> _Task instructions_
Restate exactly the lines below, from the one containing "Extract all readable text from this page." through the final line, and leave out the pictures.

> _Dataset records_
=-=-=-=-=
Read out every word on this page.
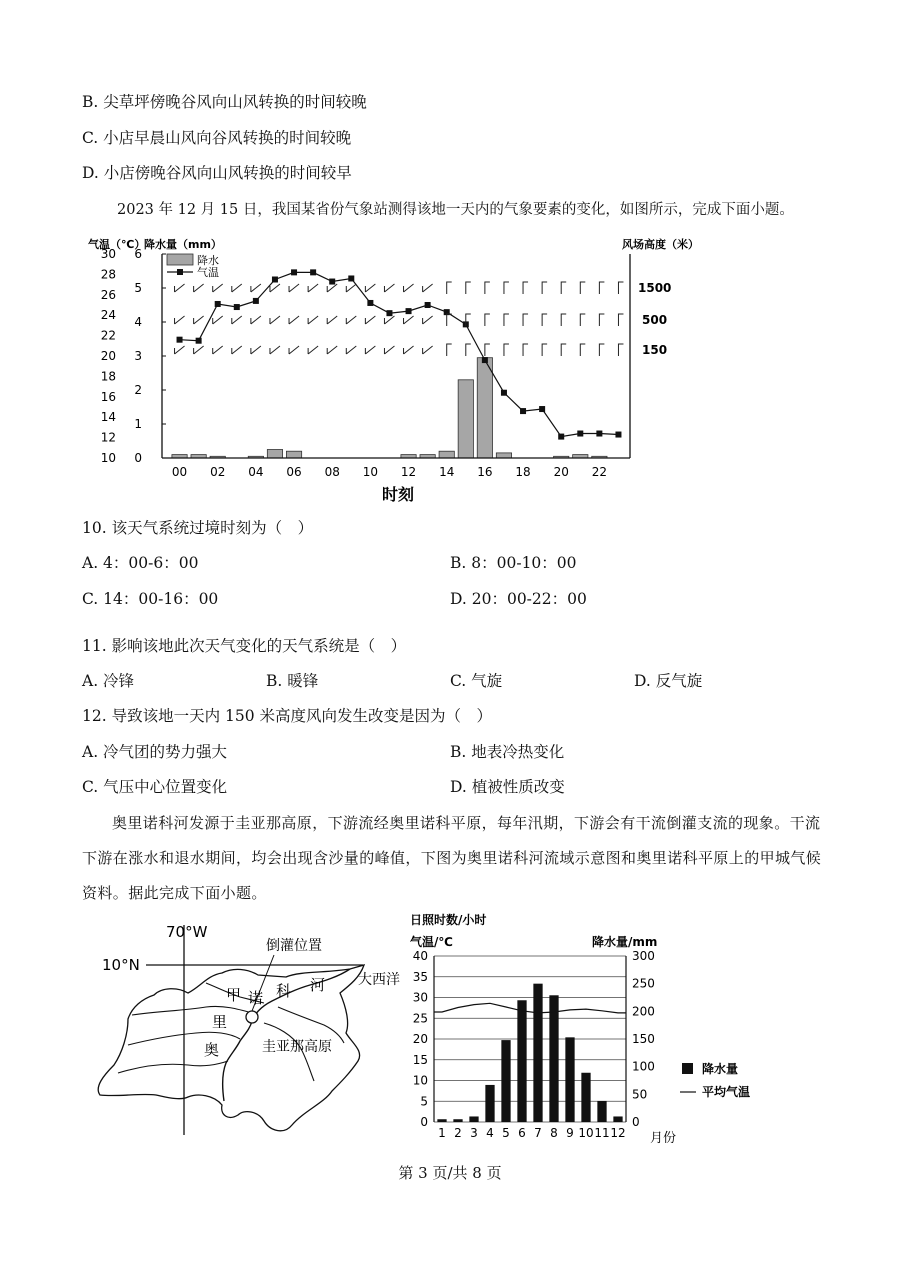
B. 尖草坪傍晚谷风向山风转换的时间较晚
C. 小店早晨山风向谷风转换的时间较晚
D. 小店傍晚谷风向山风转换的时间较早
2023 年 12 月 15 日，我国某省份气象站测得该地一天内的气象要素的变化，如图所示，完成下面小题。
10
12
14
16
18
20
22
24
26
28
30
0
1
2
3
4
5
6
00 02 04 06 08 10 12 14 16 18 20 22
气温（℃）
降水量（mm）	风场高度（米）
降水
气温
1500
500
150
时刻
10. 该天气系统过境时刻为（　）
A. 4：00-6：00	B. 8：00-10：00
C. 14：00-16：00	D. 20：00-22：00
11. 影响该地此次天气变化的天气系统是（　）
A. 冷锋	B. 暖锋	C. 气旋	D. 反气旋
12. 导致该地一天内 150 米高度风向发生改变是因为（　）
A. 冷气团的势力强大	B. 地表冷热变化
C. 气压中心位置变化	D. 植被性质改变
奥里诺科河发源于圭亚那高原，下游流经奥里诺科平原，每年汛期，下游会有干流倒灌支流的现象。干流下游在涨水和退水期间，均会出现含沙量的峰值，下图为奥里诺科河流域示意图和奥里诺科平原上的甲城气候资料。据此完成下面小题。
70°W
10°N
倒灌位置
大西洋
甲 诺 科 河
里
奥	圭亚那高原
0
5
10
15
20
25
30
35
40
0
50
100
150
200
250
300
1 2 3 4 5 6 7 8 9 10 11 12
日照时数/小时
气温/℃	降水量/mm
月份
降水量
平均气温
第 3 页/共 8 页
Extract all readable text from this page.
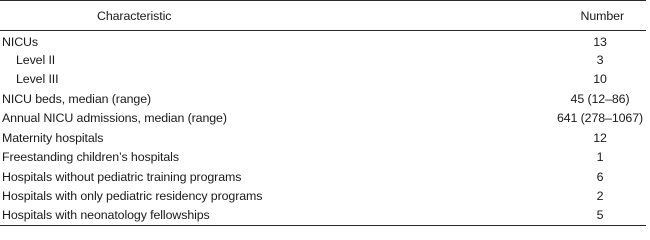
Characteristic	Number
NICUs	13
Level II	3
Level III	10
NICU beds, median (range)	45 (12–86)
Annual NICU admissions, median (range)	641 (278–1067)
Maternity hospitals	12
Freestanding children’s hospitals	1
Hospitals without pediatric training programs	6
Hospitals with only pediatric residency programs	2
Hospitals with neonatology fellowships	5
=-=-=-=-=
> _The completed task_
Extract all readable text from this page.
Characteristic	Number
NICUs	13
Level II	3
Level III	10
NICU beds, median (range)	45 (12–86)
Annual NICU admissions, median (range)	641 (278–1067)
Maternity hospitals	12
Freestanding children’s hospitals	1
Hospitals without pediatric training programs	6
Hospitals with only pediatric residency programs	2
Hospitals with neonatology fellowships	5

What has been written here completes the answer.